Data to process
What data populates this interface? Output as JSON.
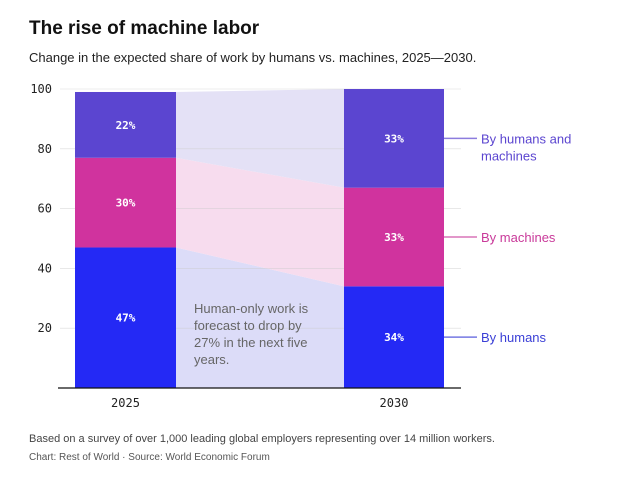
{
  "chart_data": {
    "type": "bar",
    "stacked": true,
    "title": "The rise of machine labor",
    "subtitle": "Change in the expected share of work by humans vs. machines, 2025—2030.",
    "categories": [
      "2025",
      "2030"
    ],
    "ylim": [
      0,
      100
    ],
    "yticks": [
      20,
      40,
      60,
      80,
      100
    ],
    "series": [
      {
        "name": "By humans",
        "values": [
          47,
          34
        ],
        "labels": [
          "47%",
          "34%"
        ],
        "color": "#2429f5",
        "band": "#dcdcf8",
        "label_color": "#3a3fd6"
      },
      {
        "name": "By machines",
        "values": [
          30,
          33
        ],
        "labels": [
          "30%",
          "33%"
        ],
        "color": "#d0339e",
        "band": "#f7dcee",
        "label_color": "#c93a9a"
      },
      {
        "name": "By humans and machines",
        "values": [
          22,
          33
        ],
        "labels": [
          "22%",
          "33%"
        ],
        "color": "#5b45d0",
        "band": "#e4e1f6",
        "label_color": "#5b45d0",
        "label_lines": [
          "By humans and",
          "machines"
        ]
      }
    ],
    "annotation": [
      "Human-only work is",
      "forecast to drop by",
      "27% in the next five",
      "years."
    ]
  },
  "note": "Based on a survey of over 1,000 leading global employers representing over 14 million workers.",
  "credit": "Chart: Rest of World · Source: World Economic Forum"
}
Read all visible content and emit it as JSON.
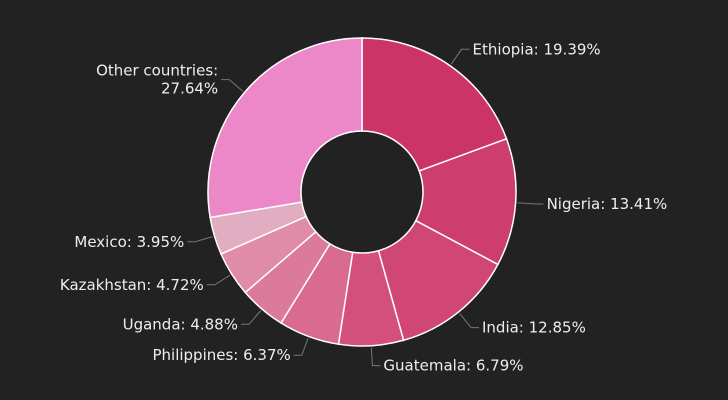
{
  "chart_data": {
    "type": "pie",
    "values": [
      19.39,
      13.41,
      12.85,
      6.79,
      6.37,
      4.88,
      4.72,
      3.95,
      27.64
    ],
    "value_labels": [
      "Ethiopia: 19.39%",
      "Nigeria: 13.41%",
      "India: 12.85%",
      "Guatemala: 6.79%",
      "Philippines: 6.37%",
      "Uganda: 4.88%",
      "Kazakhstan: 4.72%",
      "Mexico: 3.95%",
      "Other countries:\n27.64%"
    ],
    "colors": [
      "#cc3366",
      "#cd3d6d",
      "#d04674",
      "#d4507c",
      "#d96a90",
      "#dc7a9b",
      "#e08ba8",
      "#e0aec0",
      "#ec88c8"
    ]
  }
}
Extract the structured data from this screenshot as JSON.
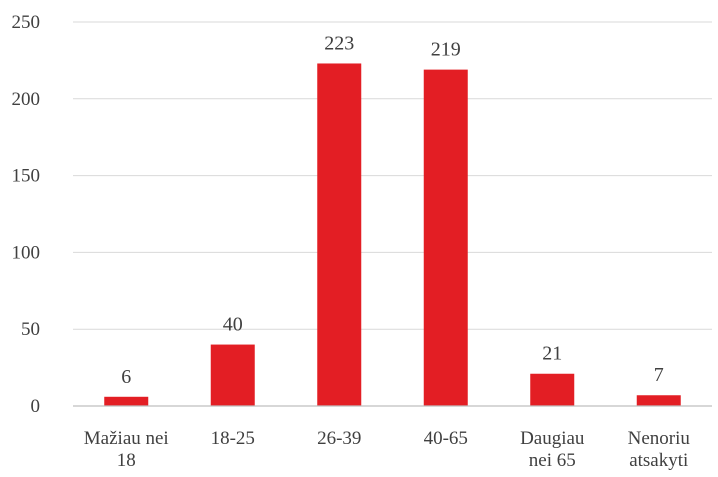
{
  "chart_data": {
    "type": "bar",
    "title": "",
    "xlabel": "",
    "ylabel": "",
    "categories": [
      [
        "Mažiau nei",
        "18"
      ],
      [
        "18-25"
      ],
      [
        "26-39"
      ],
      [
        "40-65"
      ],
      [
        "Daugiau",
        "nei 65"
      ],
      [
        "Nenoriu",
        "atsakyti"
      ]
    ],
    "values": [
      6,
      40,
      223,
      219,
      21,
      7
    ],
    "data_labels": [
      "6",
      "40",
      "223",
      "219",
      "21",
      "7"
    ],
    "yticks": [
      0,
      50,
      100,
      150,
      200,
      250
    ],
    "ytick_labels": [
      "0",
      "50",
      "100",
      "150",
      "200",
      "250"
    ],
    "ylim": [
      0,
      250
    ],
    "grid": true,
    "legend": "none",
    "colors": {
      "bar": "#e31e24",
      "grid": "#d9d9d9",
      "axis": "#bfbfbf",
      "text": "#404040"
    }
  }
}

What to produce
Set down the lines of the records above exactly, apart from the pictures.

Answer for the task
What data populates this interface? Output as JSON.
{
  "chart_data": {
    "type": "bar",
    "stacked": true,
    "title": "The rise of machine labor",
    "subtitle": "Change in the expected share of work by humans vs. machines, 2025—2030.",
    "categories": [
      "2025",
      "2030"
    ],
    "ylim": [
      0,
      100
    ],
    "yticks": [
      20,
      40,
      60,
      80,
      100
    ],
    "series": [
      {
        "name": "By humans",
        "values": [
          47,
          34
        ],
        "labels": [
          "47%",
          "34%"
        ],
        "color": "#2429f5",
        "band": "#dcdcf8",
        "label_color": "#3a3fd6"
      },
      {
        "name": "By machines",
        "values": [
          30,
          33
        ],
        "labels": [
          "30%",
          "33%"
        ],
        "color": "#d0339e",
        "band": "#f7dcee",
        "label_color": "#c93a9a"
      },
      {
        "name": "By humans and machines",
        "values": [
          22,
          33
        ],
        "labels": [
          "22%",
          "33%"
        ],
        "color": "#5b45d0",
        "band": "#e4e1f6",
        "label_color": "#5b45d0",
        "label_lines": [
          "By humans and",
          "machines"
        ]
      }
    ],
    "annotation": [
      "Human-only work is",
      "forecast to drop by",
      "27% in the next five",
      "years."
    ]
  },
  "note": "Based on a survey of over 1,000 leading global employers representing over 14 million workers.",
  "credit": "Chart: Rest of World · Source: World Economic Forum"
}
Read all visible content and emit it as JSON.
{
  "chart_data": {
    "type": "pie",
    "values": [
      19.39,
      13.41,
      12.85,
      6.79,
      6.37,
      4.88,
      4.72,
      3.95,
      27.64
    ],
    "value_labels": [
      "Ethiopia: 19.39%",
      "Nigeria: 13.41%",
      "India: 12.85%",
      "Guatemala: 6.79%",
      "Philippines: 6.37%",
      "Uganda: 4.88%",
      "Kazakhstan: 4.72%",
      "Mexico: 3.95%",
      "Other countries:\n27.64%"
    ],
    "colors": [
      "#cc3366",
      "#cd3d6d",
      "#d04674",
      "#d4507c",
      "#d96a90",
      "#dc7a9b",
      "#e08ba8",
      "#e0aec0",
      "#ec88c8"
    ]
  }
}
Extract the structured data from this screenshot as JSON.
{
  "chart_data": {
    "type": "bar",
    "title": "",
    "xlabel": "",
    "ylabel": "",
    "categories": [
      [
        "Mažiau nei",
        "18"
      ],
      [
        "18-25"
      ],
      [
        "26-39"
      ],
      [
        "40-65"
      ],
      [
        "Daugiau",
        "nei 65"
      ],
      [
        "Nenoriu",
        "atsakyti"
      ]
    ],
    "values": [
      6,
      40,
      223,
      219,
      21,
      7
    ],
    "data_labels": [
      "6",
      "40",
      "223",
      "219",
      "21",
      "7"
    ],
    "yticks": [
      0,
      50,
      100,
      150,
      200,
      250
    ],
    "ytick_labels": [
      "0",
      "50",
      "100",
      "150",
      "200",
      "250"
    ],
    "ylim": [
      0,
      250
    ],
    "grid": true,
    "legend": "none",
    "colors": {
      "bar": "#e31e24",
      "grid": "#d9d9d9",
      "axis": "#bfbfbf",
      "text": "#404040"
    }
  }
}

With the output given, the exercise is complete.